(Dataset entries)
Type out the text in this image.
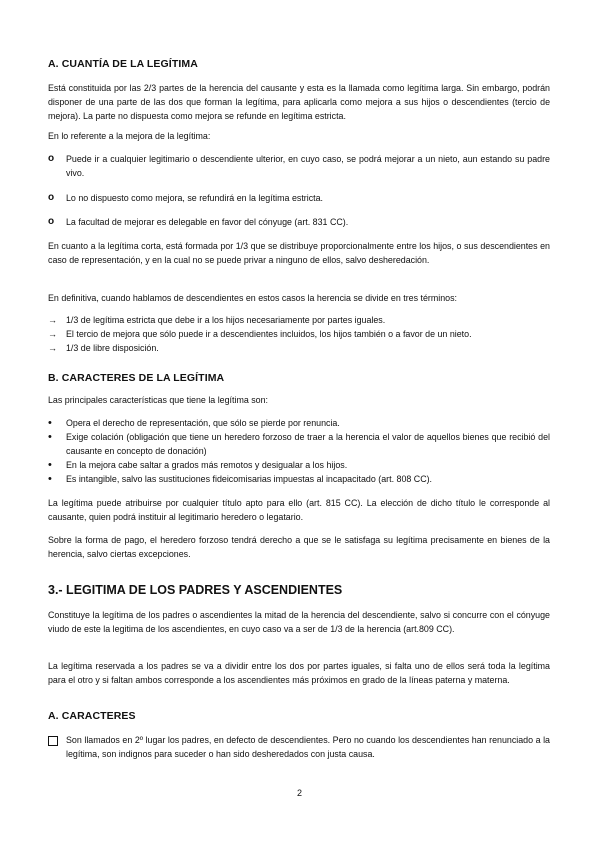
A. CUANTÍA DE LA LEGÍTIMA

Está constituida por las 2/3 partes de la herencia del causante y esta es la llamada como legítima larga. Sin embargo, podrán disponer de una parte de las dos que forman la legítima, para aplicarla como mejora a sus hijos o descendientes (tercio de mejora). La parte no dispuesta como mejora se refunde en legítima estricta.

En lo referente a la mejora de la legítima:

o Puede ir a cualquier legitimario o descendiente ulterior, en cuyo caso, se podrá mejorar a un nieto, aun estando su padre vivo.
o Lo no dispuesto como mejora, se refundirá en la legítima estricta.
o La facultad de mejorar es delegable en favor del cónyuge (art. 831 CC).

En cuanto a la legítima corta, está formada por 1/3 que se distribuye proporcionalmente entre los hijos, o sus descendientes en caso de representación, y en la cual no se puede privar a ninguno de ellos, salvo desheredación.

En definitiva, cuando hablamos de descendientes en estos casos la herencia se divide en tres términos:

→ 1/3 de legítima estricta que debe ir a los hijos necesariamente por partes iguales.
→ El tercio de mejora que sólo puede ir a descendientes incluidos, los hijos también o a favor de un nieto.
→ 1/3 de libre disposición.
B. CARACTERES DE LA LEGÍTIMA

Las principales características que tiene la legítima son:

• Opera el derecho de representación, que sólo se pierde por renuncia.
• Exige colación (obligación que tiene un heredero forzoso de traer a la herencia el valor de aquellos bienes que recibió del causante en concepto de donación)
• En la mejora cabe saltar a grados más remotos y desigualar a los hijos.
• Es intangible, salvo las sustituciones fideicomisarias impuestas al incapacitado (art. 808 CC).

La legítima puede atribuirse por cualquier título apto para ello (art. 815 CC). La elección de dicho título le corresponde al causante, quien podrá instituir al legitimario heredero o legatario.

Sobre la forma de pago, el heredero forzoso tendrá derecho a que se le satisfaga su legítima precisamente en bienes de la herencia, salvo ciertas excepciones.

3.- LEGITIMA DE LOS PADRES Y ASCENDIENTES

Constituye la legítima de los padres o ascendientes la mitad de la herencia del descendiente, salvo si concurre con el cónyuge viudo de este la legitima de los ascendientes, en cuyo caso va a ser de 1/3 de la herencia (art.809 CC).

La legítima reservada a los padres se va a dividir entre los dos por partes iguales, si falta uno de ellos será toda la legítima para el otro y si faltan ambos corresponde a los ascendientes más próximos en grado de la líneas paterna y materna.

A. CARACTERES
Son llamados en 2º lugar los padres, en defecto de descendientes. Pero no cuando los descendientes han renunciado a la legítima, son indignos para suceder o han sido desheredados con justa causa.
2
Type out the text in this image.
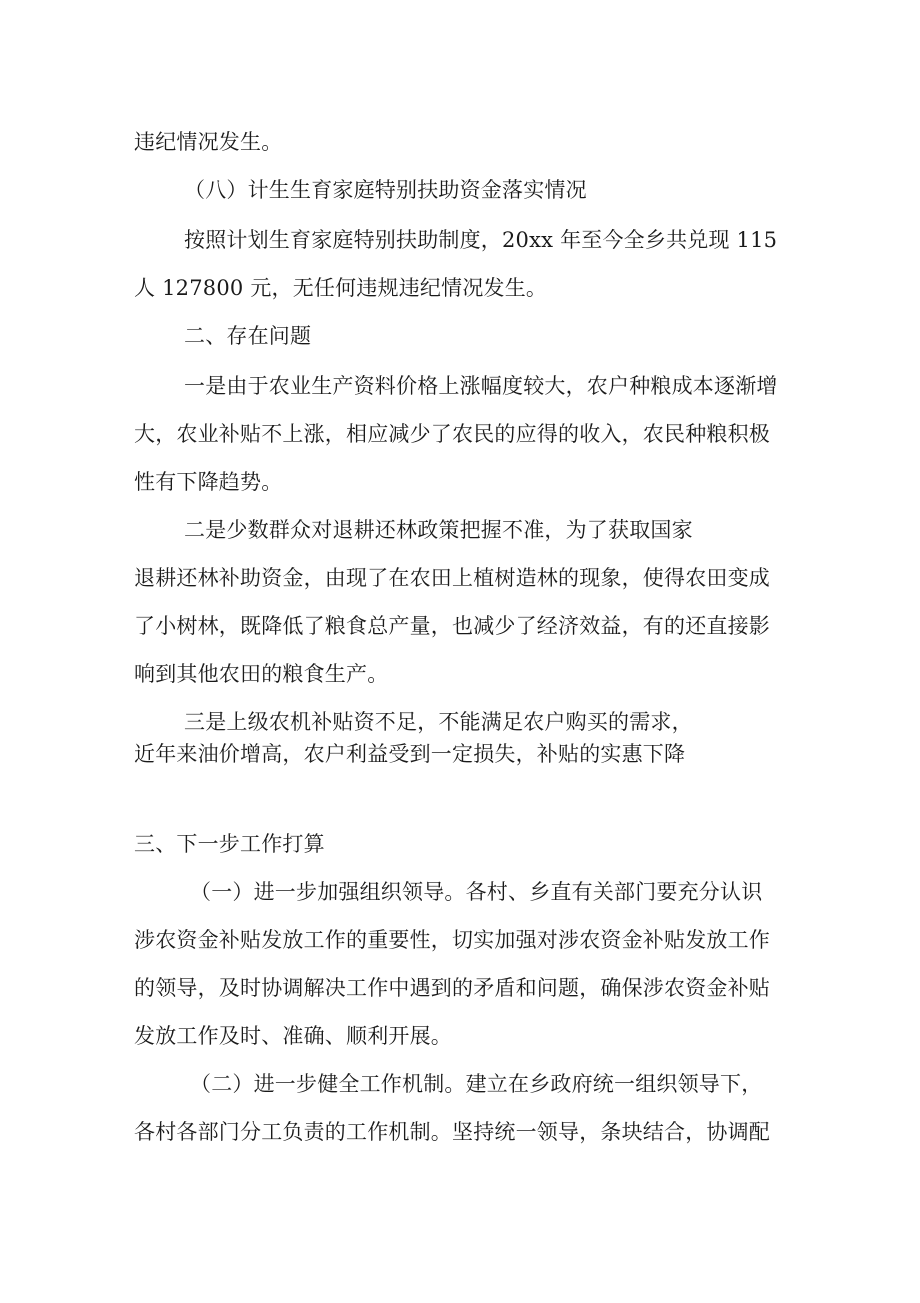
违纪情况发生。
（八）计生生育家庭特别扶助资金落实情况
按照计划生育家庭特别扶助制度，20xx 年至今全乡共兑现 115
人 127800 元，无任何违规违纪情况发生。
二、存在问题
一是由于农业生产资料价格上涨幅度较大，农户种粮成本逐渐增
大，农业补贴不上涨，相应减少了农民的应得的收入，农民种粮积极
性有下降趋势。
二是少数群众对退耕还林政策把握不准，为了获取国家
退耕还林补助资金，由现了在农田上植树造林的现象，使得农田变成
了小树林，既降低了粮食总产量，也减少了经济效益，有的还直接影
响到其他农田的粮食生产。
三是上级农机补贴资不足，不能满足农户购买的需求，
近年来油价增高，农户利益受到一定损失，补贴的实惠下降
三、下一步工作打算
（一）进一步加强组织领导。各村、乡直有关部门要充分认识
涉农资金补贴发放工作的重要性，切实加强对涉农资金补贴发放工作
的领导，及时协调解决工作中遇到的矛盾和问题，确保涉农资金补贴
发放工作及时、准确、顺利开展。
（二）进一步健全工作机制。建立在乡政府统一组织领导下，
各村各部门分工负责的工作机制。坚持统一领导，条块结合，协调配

--

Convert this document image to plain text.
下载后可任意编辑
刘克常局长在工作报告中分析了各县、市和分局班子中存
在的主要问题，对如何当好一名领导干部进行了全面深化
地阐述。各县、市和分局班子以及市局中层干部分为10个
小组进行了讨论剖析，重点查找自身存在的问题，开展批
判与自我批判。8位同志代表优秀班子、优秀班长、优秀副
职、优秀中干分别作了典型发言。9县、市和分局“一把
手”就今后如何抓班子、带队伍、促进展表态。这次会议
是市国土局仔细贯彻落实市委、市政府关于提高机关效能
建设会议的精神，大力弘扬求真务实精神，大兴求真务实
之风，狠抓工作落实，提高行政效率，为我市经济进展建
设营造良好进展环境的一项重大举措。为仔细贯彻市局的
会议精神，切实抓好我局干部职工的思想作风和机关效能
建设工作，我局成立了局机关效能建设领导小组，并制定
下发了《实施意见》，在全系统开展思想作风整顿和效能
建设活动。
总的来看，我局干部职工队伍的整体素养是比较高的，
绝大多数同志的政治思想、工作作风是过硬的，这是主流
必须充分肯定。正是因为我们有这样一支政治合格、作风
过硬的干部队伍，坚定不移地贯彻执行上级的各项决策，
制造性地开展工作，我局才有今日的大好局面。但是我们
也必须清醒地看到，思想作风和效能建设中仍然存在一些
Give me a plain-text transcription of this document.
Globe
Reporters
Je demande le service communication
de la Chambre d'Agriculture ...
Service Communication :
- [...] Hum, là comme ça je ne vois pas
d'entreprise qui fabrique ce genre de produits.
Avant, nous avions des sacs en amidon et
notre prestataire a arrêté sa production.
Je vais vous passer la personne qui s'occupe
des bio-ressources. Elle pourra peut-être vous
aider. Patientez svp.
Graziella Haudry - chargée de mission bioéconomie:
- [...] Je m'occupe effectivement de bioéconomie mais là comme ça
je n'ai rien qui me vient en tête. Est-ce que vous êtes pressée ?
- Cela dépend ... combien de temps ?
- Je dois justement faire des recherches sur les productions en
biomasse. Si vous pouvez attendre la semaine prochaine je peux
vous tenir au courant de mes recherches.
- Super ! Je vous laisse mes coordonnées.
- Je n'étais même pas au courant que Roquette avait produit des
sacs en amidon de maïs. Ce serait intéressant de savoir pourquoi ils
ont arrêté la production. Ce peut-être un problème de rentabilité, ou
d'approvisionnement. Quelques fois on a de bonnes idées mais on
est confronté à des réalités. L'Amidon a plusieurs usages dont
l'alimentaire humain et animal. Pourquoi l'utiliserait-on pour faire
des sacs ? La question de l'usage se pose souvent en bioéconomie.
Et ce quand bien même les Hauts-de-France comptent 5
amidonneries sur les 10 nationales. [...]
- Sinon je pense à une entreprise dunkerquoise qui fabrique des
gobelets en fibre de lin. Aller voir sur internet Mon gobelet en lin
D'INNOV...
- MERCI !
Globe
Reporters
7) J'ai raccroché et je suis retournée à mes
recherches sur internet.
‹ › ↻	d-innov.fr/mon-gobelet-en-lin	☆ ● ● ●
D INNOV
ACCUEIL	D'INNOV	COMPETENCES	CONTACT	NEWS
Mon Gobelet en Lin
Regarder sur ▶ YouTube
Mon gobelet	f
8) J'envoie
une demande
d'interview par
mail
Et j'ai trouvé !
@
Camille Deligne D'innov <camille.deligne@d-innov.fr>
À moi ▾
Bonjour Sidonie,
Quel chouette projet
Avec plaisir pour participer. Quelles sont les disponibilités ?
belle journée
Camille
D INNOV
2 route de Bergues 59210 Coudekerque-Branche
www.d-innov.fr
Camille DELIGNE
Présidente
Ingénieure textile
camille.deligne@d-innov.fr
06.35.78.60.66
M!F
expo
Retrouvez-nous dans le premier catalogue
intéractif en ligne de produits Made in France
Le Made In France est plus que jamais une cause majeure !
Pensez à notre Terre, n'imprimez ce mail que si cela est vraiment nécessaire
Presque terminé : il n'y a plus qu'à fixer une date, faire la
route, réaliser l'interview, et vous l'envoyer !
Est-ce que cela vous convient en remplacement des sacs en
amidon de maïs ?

Exercise instructions:
Copy every line from the entries that contains the word "nieto".

Task result:
o Puede ir a cualquier legitimario o descendiente ulterior, en cuyo caso, se podrá mejorar a un nieto, aun estando su padre vivo.
→ El tercio de mejora que sólo puede ir a descendientes incluidos, los hijos también o a favor de un nieto.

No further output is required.